-------- MATERIAL FOR THE TASK --------

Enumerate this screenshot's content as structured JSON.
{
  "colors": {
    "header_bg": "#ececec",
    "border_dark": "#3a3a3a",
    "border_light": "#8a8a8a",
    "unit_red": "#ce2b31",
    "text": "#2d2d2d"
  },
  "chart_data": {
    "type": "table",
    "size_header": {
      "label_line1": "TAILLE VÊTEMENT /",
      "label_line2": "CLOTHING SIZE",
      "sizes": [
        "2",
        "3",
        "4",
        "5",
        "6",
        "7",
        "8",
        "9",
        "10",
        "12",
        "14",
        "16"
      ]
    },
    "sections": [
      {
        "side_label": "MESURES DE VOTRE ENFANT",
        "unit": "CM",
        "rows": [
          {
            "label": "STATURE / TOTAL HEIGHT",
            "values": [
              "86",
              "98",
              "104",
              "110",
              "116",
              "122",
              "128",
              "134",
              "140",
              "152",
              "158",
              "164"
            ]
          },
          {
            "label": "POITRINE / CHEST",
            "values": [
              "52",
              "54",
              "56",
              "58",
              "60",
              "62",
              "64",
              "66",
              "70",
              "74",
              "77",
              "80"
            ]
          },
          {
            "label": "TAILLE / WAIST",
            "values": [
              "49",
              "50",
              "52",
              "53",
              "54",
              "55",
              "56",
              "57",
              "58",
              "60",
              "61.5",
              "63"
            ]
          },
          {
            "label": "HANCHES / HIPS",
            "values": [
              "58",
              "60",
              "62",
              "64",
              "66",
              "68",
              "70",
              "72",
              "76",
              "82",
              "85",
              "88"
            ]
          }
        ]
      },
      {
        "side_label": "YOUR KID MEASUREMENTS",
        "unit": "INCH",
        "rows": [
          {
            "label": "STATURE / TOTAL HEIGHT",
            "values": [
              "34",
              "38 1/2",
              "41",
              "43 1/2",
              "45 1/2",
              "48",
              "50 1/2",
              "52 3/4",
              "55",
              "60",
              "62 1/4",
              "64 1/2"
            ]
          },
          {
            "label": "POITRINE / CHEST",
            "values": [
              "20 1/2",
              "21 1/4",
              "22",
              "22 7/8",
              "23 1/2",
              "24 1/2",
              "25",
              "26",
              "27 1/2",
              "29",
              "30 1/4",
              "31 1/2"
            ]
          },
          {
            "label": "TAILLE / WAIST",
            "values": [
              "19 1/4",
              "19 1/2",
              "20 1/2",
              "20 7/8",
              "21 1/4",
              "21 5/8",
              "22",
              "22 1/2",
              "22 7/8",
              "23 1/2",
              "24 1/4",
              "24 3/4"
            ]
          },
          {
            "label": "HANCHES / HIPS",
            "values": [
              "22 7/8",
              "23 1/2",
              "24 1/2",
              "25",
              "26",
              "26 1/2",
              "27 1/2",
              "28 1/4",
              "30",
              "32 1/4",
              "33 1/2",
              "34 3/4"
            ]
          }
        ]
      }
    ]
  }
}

--------

> _PROBLEM STATEMENT_: All of the lines above must be returned exactly.

> _ANSWER FOR THIS EXERCISE_:
Enumerate this screenshot's content as structured JSON.
{
  "colors": {
    "header_bg": "#ececec",
    "border_dark": "#3a3a3a",
    "border_light": "#8a8a8a",
    "unit_red": "#ce2b31",
    "text": "#2d2d2d"
  },
  "chart_data": {
    "type": "table",
    "size_header": {
      "label_line1": "TAILLE VÊTEMENT /",
      "label_line2": "CLOTHING SIZE",
      "sizes": [
        "2",
        "3",
        "4",
        "5",
        "6",
        "7",
        "8",
        "9",
        "10",
        "12",
        "14",
        "16"
      ]
    },
    "sections": [
      {
        "side_label": "MESURES DE VOTRE ENFANT",
        "unit": "CM",
        "rows": [
          {
            "label": "STATURE / TOTAL HEIGHT",
            "values": [
              "86",
              "98",
              "104",
              "110",
              "116",
              "122",
              "128",
              "134",
              "140",
              "152",
              "158",
              "164"
            ]
          },
          {
            "label": "POITRINE / CHEST",
            "values": [
              "52",
              "54",
              "56",
              "58",
              "60",
              "62",
              "64",
              "66",
              "70",
              "74",
              "77",
              "80"
            ]
          },
          {
            "label": "TAILLE / WAIST",
            "values": [
              "49",
              "50",
              "52",
              "53",
              "54",
              "55",
              "56",
              "57",
              "58",
              "60",
              "61.5",
              "63"
            ]
          },
          {
            "label": "HANCHES / HIPS",
            "values": [
              "58",
              "60",
              "62",
              "64",
              "66",
              "68",
              "70",
              "72",
              "76",
              "82",
              "85",
              "88"
            ]
          }
        ]
      },
      {
        "side_label": "YOUR KID MEASUREMENTS",
        "unit": "INCH",
        "rows": [
          {
            "label": "STATURE / TOTAL HEIGHT",
            "values": [
              "34",
              "38 1/2",
              "41",
              "43 1/2",
              "45 1/2",
              "48",
              "50 1/2",
              "52 3/4",
              "55",
              "60",
              "62 1/4",
              "64 1/2"
            ]
          },
          {
            "label": "POITRINE / CHEST",
            "values": [
              "20 1/2",
              "21 1/4",
              "22",
              "22 7/8",
              "23 1/2",
              "24 1/2",
              "25",
              "26",
              "27 1/2",
              "29",
              "30 1/4",
              "31 1/2"
            ]
          },
          {
            "label": "TAILLE / WAIST",
            "values": [
              "19 1/4",
              "19 1/2",
              "20 1/2",
              "20 7/8",
              "21 1/4",
              "21 5/8",
              "22",
              "22 1/2",
              "22 7/8",
              "23 1/2",
              "24 1/4",
              "24 3/4"
            ]
          },
          {
            "label": "HANCHES / HIPS",
            "values": [
              "22 7/8",
              "23 1/2",
              "24 1/2",
              "25",
              "26",
              "26 1/2",
              "27 1/2",
              "28 1/4",
              "30",
              "32 1/4",
              "33 1/2",
              "34 3/4"
            ]
          }
        ]
      }
    ]
  }
}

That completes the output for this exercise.